#### Directive:
Count up the lines in the following listing that hold the word "shall", then give only that count.

#### Data to process:
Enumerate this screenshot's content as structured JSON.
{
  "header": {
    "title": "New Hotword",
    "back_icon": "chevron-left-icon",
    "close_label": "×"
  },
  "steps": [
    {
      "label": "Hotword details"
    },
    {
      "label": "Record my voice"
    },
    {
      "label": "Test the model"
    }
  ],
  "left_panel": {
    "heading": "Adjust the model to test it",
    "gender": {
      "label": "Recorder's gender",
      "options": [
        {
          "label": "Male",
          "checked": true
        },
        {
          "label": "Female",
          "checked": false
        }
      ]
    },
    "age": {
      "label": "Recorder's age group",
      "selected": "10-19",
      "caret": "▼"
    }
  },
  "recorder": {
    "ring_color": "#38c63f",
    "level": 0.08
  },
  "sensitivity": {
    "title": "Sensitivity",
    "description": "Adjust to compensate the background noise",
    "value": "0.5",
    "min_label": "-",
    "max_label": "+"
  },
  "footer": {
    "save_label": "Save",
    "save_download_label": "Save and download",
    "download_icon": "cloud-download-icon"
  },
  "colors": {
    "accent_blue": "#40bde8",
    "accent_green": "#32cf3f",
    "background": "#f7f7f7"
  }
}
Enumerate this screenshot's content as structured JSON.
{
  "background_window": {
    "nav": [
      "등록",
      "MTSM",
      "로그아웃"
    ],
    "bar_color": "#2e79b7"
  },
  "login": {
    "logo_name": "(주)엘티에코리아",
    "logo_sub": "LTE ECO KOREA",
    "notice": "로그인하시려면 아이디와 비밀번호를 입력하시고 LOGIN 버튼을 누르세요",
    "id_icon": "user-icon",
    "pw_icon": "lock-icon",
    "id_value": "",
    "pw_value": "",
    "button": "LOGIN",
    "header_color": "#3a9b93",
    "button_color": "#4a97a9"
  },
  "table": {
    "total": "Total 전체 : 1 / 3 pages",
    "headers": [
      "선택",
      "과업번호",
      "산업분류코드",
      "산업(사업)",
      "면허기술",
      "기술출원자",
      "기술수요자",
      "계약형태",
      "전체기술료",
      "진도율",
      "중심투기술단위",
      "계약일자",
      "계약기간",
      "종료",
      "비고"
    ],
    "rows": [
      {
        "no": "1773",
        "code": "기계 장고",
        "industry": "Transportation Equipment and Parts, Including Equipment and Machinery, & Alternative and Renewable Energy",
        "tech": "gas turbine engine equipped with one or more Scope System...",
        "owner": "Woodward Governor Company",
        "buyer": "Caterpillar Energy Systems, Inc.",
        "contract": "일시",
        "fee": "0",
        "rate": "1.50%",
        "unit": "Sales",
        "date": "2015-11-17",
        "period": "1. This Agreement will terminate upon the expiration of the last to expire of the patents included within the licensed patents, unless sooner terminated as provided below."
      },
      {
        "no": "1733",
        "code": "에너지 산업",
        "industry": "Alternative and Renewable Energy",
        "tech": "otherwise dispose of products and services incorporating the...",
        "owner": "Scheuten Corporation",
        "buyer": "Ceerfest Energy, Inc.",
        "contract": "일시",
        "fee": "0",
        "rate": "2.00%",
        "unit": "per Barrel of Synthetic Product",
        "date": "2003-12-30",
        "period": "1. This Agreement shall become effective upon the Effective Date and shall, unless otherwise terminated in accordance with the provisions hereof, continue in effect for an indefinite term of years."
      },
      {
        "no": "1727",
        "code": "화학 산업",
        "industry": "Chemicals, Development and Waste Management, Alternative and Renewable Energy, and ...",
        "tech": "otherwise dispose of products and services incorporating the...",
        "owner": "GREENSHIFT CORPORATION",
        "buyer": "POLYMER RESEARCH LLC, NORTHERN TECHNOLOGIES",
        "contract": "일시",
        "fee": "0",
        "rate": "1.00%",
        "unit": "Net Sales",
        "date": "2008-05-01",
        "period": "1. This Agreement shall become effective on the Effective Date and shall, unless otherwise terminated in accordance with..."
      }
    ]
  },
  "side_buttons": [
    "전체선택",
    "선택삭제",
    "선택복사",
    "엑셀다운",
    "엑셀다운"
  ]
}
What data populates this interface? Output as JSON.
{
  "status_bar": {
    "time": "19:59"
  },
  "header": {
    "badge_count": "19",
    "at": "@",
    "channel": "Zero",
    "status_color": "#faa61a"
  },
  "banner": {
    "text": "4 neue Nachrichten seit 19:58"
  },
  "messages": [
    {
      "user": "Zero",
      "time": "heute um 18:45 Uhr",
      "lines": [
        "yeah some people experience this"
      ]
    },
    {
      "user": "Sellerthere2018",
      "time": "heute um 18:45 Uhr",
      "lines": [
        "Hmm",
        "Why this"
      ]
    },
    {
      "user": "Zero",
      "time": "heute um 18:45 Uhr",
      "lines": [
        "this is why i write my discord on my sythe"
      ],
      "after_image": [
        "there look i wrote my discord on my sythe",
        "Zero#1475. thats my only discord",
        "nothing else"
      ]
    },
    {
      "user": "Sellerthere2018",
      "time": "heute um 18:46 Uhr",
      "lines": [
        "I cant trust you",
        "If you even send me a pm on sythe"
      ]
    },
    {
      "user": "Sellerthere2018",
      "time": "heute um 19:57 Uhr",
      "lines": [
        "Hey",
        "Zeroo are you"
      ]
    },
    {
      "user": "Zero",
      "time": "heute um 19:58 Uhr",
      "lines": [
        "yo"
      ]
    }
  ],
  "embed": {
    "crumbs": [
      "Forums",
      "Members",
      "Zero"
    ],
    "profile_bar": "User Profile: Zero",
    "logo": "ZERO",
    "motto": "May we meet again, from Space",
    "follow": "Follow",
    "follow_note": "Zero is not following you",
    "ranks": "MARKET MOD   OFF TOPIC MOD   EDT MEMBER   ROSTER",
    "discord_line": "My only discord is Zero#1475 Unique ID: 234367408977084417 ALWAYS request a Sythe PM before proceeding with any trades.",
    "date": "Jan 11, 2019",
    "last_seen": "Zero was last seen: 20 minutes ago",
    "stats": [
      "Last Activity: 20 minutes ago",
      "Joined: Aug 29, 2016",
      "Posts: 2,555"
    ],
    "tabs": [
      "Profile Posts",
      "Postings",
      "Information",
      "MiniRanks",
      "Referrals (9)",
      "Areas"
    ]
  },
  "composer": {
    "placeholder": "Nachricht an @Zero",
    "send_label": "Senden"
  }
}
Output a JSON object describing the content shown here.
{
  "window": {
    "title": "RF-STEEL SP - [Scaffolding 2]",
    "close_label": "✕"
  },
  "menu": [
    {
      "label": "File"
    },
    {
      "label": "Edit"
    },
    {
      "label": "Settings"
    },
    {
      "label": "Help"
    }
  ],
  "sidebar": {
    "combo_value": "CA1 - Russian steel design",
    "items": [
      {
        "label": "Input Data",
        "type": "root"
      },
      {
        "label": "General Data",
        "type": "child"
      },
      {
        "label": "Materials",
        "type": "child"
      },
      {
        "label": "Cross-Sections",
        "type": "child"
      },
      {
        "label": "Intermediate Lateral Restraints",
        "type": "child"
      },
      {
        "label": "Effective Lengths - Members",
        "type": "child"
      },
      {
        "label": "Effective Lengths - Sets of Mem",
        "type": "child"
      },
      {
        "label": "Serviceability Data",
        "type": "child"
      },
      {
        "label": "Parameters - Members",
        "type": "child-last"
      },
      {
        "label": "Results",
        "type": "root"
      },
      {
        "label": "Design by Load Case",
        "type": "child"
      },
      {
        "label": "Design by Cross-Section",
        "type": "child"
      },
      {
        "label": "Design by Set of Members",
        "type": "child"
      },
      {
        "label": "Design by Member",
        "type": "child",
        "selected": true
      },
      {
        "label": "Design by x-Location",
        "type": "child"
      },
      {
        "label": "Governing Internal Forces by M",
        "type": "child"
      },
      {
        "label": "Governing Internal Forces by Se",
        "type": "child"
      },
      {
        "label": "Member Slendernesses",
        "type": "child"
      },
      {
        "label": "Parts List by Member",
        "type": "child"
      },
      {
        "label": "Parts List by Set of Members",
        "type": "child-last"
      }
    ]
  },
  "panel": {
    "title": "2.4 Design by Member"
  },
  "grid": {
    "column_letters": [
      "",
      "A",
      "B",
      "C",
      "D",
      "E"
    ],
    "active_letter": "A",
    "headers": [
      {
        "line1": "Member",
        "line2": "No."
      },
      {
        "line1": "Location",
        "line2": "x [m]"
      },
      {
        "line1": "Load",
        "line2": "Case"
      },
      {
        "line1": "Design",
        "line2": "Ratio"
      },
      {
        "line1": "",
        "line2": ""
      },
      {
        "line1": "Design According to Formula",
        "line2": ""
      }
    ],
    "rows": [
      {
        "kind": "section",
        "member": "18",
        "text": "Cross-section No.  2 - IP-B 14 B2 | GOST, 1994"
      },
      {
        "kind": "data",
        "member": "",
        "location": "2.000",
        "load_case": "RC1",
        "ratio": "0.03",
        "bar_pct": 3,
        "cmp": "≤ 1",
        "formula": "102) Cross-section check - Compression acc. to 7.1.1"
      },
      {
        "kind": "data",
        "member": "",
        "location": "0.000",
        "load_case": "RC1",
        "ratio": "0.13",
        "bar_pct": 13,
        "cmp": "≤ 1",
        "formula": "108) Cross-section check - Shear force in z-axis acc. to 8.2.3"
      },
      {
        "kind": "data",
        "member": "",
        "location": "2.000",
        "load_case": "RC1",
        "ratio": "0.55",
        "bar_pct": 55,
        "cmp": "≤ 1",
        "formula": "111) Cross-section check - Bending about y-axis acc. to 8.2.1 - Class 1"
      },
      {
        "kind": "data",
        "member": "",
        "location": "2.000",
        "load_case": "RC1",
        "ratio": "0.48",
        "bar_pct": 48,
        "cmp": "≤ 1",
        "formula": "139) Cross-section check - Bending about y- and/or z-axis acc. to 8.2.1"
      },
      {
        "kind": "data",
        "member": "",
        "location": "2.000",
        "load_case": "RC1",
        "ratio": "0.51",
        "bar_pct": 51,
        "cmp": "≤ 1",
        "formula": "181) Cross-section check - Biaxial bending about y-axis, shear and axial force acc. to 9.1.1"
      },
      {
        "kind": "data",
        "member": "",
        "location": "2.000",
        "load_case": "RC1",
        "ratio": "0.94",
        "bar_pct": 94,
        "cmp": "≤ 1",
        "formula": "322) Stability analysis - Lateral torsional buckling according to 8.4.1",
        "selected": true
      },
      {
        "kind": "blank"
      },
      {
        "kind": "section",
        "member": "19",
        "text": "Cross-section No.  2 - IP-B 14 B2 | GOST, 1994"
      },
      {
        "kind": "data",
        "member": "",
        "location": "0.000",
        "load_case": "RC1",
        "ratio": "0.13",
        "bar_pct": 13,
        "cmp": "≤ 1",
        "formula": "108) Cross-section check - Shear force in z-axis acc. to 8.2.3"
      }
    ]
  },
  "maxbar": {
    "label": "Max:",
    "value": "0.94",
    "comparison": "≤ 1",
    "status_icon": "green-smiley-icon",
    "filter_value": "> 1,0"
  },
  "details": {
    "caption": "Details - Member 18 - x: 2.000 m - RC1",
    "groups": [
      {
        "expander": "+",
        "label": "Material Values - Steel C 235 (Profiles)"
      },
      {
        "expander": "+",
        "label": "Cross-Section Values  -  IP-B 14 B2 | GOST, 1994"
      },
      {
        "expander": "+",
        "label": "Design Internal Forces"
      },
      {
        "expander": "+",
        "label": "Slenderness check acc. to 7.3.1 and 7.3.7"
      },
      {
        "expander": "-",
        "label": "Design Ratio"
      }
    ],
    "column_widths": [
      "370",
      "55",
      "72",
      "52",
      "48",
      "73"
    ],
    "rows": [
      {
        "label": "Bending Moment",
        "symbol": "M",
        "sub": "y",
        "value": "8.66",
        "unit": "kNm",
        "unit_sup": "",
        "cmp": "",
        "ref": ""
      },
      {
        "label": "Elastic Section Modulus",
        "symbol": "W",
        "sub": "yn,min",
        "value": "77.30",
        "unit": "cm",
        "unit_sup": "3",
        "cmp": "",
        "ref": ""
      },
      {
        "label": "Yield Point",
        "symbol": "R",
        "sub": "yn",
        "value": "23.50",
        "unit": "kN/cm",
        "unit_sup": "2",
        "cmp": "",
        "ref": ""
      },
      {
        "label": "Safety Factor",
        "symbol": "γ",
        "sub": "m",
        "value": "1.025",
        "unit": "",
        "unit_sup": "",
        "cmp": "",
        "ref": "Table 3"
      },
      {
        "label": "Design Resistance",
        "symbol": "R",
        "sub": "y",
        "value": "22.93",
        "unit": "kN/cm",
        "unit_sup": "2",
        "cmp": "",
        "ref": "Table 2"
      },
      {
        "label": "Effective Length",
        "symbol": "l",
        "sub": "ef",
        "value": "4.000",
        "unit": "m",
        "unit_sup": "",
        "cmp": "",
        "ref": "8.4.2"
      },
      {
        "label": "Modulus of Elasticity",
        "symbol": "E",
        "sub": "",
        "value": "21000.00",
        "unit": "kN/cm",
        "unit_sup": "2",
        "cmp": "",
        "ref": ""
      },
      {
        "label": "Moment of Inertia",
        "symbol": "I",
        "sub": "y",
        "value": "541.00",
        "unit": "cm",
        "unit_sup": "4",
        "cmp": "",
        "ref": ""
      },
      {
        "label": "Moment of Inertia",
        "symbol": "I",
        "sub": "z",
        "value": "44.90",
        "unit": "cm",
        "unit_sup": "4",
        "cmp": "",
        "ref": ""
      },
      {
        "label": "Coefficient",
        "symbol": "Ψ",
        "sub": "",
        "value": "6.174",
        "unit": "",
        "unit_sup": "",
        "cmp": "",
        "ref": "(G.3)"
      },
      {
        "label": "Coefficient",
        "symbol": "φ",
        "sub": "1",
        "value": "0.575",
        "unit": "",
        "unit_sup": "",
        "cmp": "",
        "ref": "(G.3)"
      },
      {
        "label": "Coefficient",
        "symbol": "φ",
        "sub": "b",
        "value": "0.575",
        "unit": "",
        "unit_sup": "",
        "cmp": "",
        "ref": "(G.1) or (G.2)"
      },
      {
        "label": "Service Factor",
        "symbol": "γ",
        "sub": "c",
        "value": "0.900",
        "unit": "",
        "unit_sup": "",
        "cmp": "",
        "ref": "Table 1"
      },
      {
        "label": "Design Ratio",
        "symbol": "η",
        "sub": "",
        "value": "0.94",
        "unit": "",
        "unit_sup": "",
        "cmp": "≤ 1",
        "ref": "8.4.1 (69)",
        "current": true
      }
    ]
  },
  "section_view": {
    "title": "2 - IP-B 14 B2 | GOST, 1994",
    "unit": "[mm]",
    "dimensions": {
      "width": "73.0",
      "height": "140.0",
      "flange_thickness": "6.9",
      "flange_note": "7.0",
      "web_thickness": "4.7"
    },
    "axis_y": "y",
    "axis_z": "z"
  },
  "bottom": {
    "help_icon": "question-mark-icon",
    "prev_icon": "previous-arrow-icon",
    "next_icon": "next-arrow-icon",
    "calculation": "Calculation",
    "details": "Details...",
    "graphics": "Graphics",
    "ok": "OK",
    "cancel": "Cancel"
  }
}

#### The answer:
2